Task instructions
Copy, from the entries below, each line where the word "water" can be found.

Information shown

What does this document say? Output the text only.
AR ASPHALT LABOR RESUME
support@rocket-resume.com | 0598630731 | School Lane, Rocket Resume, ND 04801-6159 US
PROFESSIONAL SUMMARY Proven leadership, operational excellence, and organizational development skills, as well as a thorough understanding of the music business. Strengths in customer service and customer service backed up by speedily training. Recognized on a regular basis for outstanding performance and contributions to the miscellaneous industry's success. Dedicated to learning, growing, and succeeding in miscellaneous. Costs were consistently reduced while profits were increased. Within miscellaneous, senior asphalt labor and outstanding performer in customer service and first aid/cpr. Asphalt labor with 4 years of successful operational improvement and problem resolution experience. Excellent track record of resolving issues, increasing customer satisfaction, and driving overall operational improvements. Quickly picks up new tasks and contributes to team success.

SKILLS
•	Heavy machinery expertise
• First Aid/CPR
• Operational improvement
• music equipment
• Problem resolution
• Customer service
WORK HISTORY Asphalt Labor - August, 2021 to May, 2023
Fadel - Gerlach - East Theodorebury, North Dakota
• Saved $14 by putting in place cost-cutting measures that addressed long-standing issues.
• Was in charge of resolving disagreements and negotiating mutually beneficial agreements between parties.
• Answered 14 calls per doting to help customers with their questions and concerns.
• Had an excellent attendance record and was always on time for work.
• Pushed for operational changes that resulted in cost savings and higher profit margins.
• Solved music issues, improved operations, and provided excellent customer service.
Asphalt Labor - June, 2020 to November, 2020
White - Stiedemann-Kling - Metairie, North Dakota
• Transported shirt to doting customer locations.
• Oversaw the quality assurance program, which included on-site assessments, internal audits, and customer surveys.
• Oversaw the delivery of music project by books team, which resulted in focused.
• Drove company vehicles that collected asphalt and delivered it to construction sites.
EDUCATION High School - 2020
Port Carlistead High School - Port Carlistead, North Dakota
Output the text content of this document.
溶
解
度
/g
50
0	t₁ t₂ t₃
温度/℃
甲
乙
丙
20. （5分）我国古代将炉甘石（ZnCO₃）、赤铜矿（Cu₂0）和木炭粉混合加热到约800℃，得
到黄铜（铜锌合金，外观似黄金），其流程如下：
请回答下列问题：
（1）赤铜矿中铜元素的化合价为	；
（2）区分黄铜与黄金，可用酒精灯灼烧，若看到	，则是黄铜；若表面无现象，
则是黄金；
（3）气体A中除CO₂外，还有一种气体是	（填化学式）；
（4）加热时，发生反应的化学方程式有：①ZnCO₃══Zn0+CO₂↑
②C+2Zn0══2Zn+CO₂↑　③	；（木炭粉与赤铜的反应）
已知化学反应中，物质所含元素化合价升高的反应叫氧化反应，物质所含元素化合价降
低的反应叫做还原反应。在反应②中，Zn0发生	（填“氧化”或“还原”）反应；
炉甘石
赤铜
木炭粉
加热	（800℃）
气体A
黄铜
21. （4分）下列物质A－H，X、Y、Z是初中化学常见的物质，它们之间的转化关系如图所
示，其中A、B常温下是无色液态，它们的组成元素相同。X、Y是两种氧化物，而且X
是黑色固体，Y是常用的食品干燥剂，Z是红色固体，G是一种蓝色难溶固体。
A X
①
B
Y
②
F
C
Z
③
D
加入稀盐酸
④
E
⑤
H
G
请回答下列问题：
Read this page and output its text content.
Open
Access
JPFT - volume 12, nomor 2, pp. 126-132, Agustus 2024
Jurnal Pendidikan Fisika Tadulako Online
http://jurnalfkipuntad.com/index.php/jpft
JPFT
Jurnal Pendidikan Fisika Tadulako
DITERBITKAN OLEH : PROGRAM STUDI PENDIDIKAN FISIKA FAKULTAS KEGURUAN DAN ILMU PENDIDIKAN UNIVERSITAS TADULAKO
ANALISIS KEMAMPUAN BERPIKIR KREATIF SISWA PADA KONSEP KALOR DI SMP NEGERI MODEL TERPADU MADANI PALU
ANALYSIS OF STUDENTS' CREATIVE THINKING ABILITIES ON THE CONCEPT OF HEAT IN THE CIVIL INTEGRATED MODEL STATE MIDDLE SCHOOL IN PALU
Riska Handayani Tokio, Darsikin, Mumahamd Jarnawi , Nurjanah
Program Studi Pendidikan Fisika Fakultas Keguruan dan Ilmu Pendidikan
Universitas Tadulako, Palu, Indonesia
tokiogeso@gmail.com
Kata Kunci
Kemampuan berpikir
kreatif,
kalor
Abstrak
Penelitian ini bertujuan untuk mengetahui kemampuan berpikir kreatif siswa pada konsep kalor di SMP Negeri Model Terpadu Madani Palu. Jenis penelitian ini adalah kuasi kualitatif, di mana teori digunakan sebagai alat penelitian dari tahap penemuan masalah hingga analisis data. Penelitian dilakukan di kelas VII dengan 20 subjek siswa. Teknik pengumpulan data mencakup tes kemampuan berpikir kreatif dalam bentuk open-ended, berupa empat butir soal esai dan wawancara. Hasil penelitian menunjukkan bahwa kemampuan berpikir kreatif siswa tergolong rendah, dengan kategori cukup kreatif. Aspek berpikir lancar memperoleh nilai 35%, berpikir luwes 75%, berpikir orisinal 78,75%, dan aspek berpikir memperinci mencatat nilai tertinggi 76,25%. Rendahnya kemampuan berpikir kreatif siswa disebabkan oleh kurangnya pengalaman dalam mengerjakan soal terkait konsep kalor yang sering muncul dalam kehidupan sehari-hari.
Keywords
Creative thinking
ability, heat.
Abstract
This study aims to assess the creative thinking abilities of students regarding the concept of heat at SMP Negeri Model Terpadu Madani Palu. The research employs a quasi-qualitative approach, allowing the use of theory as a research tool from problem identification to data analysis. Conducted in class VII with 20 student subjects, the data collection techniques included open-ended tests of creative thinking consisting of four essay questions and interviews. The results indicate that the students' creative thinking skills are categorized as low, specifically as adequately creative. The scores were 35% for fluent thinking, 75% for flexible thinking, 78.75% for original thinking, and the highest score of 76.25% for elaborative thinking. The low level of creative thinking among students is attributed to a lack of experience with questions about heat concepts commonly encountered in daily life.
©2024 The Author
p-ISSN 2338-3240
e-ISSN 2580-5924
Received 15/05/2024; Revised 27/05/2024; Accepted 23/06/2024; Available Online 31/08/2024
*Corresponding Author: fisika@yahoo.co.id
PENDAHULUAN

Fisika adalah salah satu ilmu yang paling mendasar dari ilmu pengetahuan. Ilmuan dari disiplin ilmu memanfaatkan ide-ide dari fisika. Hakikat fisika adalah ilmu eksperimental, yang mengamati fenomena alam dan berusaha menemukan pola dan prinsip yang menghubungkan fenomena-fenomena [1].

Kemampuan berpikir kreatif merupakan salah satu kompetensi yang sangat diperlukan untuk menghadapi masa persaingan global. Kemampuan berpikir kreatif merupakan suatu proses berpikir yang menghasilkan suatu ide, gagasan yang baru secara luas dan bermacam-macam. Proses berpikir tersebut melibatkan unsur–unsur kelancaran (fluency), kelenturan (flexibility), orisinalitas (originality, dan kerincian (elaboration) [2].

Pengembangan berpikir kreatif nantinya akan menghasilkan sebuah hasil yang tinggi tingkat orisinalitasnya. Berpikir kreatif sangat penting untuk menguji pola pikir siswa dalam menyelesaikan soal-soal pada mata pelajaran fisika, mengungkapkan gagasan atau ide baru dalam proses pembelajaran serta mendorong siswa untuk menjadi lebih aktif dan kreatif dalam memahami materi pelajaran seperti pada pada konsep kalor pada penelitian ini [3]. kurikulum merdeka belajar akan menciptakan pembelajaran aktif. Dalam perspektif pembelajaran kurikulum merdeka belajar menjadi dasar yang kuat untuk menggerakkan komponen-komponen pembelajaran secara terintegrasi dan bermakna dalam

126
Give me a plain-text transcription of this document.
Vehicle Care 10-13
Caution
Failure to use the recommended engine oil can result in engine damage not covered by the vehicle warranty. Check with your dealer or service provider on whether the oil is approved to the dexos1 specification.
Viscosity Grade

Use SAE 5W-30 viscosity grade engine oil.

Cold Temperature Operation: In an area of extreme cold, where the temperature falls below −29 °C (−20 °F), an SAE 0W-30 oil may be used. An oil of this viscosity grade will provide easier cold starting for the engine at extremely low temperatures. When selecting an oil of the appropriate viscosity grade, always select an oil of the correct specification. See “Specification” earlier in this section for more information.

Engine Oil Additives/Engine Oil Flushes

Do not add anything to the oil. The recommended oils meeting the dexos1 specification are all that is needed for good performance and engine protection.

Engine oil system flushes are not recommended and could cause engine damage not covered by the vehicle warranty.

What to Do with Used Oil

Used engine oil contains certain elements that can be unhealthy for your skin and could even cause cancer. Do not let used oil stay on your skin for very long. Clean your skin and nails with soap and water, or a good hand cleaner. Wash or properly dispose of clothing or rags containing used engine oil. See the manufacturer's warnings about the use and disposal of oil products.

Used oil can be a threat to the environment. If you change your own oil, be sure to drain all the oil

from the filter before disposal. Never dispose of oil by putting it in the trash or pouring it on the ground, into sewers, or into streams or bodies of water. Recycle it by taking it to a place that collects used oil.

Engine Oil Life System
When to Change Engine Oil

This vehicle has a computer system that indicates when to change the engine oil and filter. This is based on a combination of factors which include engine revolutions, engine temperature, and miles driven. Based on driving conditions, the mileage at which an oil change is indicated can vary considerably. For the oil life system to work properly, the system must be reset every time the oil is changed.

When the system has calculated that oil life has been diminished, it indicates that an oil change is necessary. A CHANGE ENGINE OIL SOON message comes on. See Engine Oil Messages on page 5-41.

Output for this task
Used engine oil contains certain elements that can be unhealthy for your skin and could even cause cancer. Do not let used oil stay on your skin for very long. Clean your skin and nails with soap and water, or a good hand cleaner. Wash or properly dispose of clothing or rags containing used engine oil. See the manufacturer's warnings about the use and disposal of oil products.
from the filter before disposal. Never dispose of oil by putting it in the trash or pouring it on the ground, into sewers, or into streams or bodies of water. Recycle it by taking it to a place that collects used oil.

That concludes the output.